Find the word "国家队持仓" in the records below. List each line containing it.

Recorded information:
——————

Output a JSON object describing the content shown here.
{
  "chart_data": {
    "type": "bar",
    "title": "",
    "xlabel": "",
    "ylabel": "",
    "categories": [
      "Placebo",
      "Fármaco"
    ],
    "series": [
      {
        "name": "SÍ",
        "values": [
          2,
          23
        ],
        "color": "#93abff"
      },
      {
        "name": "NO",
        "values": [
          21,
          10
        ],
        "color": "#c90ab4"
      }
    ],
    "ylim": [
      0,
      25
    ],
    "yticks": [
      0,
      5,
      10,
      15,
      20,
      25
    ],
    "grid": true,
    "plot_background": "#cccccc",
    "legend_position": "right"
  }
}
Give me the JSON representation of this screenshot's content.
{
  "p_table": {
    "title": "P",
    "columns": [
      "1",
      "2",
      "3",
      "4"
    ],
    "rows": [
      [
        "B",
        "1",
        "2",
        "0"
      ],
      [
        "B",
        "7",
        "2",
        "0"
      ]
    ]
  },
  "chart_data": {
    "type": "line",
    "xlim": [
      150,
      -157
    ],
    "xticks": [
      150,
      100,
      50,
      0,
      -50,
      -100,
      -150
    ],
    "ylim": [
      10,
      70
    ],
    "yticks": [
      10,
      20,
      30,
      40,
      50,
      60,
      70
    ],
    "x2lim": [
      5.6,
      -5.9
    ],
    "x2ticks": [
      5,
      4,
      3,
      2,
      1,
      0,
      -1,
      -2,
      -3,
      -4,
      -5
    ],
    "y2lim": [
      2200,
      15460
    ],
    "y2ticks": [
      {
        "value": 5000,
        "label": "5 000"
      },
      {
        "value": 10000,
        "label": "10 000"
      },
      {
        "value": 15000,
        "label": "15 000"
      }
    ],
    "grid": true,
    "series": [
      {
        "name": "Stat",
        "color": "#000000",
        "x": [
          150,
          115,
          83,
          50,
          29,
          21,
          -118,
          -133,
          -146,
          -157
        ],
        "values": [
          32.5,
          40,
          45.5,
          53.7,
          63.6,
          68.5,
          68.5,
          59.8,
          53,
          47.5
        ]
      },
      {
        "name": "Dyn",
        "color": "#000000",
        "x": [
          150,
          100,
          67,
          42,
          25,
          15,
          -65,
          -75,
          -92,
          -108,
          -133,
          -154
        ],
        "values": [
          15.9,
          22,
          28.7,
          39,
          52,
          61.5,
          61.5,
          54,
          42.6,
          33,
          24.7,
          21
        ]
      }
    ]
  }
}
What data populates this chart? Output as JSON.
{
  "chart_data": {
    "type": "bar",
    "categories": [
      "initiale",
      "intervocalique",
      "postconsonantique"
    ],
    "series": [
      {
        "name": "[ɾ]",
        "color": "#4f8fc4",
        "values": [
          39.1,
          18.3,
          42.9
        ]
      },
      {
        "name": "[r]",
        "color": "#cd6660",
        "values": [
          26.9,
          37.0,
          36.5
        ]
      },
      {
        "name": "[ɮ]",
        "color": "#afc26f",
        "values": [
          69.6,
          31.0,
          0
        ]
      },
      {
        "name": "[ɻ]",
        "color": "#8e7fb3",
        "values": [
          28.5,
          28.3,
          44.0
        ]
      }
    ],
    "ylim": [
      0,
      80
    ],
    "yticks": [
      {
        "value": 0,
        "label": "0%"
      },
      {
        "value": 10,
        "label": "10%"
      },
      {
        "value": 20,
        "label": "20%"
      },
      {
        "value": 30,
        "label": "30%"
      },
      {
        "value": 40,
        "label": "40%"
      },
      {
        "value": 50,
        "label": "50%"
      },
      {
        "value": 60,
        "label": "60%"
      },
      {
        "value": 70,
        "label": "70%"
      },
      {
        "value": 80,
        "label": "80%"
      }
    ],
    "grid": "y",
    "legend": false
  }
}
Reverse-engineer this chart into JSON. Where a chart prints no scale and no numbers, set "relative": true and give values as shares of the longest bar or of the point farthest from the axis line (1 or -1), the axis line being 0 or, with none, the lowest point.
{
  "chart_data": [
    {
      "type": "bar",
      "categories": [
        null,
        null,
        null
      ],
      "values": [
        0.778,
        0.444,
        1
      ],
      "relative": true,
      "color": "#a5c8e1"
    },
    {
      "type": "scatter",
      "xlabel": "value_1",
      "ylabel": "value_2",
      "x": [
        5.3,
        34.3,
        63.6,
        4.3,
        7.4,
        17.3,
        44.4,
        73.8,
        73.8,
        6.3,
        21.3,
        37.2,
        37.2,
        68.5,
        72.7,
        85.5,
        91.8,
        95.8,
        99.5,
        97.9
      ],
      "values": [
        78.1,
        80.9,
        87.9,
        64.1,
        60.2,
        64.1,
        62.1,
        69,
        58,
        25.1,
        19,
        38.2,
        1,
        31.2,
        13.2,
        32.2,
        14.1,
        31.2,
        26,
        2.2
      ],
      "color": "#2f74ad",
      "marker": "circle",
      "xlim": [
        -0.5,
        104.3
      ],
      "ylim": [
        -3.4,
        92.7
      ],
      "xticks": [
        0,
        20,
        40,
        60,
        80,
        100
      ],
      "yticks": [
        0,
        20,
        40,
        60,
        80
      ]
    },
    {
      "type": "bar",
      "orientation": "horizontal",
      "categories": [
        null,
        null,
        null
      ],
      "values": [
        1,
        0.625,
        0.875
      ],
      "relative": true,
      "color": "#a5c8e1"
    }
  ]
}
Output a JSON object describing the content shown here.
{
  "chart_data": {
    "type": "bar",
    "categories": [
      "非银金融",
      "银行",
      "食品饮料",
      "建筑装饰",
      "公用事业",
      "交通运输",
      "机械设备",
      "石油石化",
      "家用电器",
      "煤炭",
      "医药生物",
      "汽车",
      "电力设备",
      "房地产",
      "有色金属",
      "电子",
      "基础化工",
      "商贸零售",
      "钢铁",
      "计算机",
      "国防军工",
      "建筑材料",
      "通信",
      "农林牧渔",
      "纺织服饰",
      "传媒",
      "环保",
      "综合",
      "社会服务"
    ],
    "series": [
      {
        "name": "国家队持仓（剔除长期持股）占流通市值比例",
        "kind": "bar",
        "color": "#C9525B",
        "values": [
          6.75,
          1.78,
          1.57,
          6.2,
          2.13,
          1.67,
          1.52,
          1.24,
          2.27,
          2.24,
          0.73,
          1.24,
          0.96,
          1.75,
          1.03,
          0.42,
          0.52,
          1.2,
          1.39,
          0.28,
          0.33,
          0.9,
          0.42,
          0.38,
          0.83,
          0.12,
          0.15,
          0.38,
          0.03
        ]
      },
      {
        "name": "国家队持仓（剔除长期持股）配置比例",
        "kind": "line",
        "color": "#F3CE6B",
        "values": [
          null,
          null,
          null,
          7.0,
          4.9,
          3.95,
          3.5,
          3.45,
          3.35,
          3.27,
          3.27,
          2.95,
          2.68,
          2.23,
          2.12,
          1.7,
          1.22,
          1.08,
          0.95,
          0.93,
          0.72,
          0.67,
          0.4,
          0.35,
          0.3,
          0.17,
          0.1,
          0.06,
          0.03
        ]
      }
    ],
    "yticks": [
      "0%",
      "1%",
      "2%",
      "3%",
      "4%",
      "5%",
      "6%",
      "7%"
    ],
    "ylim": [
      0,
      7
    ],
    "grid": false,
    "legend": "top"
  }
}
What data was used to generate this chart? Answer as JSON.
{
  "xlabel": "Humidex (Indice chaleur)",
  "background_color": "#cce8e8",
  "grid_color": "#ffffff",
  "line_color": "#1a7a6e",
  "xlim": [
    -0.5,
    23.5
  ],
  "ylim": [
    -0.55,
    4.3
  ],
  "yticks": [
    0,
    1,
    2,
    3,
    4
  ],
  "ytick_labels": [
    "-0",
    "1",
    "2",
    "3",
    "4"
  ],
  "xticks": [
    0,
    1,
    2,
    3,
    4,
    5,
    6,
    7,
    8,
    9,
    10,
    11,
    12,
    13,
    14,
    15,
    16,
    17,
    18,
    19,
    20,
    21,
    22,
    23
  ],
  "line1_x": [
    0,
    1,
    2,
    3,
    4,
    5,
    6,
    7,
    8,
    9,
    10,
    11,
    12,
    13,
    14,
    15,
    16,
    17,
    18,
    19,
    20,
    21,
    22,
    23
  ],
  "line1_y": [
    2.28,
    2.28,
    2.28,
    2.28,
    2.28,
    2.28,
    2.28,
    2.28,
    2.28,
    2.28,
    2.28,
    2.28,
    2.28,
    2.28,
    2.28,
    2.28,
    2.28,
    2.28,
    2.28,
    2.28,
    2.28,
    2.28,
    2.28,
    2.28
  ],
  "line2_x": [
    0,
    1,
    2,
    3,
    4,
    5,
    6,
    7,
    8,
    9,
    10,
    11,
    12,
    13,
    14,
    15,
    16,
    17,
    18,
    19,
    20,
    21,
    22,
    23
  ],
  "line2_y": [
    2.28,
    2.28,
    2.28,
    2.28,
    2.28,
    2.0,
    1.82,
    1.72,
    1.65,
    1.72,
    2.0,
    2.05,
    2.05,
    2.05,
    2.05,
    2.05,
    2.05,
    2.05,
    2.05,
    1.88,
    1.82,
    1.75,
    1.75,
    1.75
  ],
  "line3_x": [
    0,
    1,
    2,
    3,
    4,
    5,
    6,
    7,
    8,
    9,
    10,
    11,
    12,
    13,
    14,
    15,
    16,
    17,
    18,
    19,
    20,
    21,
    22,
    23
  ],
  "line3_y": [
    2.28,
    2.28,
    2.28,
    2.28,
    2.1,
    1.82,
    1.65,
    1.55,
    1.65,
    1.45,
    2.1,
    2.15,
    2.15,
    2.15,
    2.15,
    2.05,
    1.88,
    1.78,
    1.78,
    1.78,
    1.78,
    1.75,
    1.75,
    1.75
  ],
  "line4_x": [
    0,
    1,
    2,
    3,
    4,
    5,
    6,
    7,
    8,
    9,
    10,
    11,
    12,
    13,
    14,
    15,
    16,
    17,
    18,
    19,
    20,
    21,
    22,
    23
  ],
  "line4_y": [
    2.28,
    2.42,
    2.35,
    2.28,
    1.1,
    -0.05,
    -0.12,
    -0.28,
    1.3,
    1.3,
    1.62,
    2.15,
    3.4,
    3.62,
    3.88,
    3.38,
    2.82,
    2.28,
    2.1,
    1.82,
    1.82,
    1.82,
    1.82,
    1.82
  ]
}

——————

Written reply:
        "name": "国家队持仓（剔除长期持股）占流通市值比例",
        "name": "国家队持仓（剔除长期持股）配置比例",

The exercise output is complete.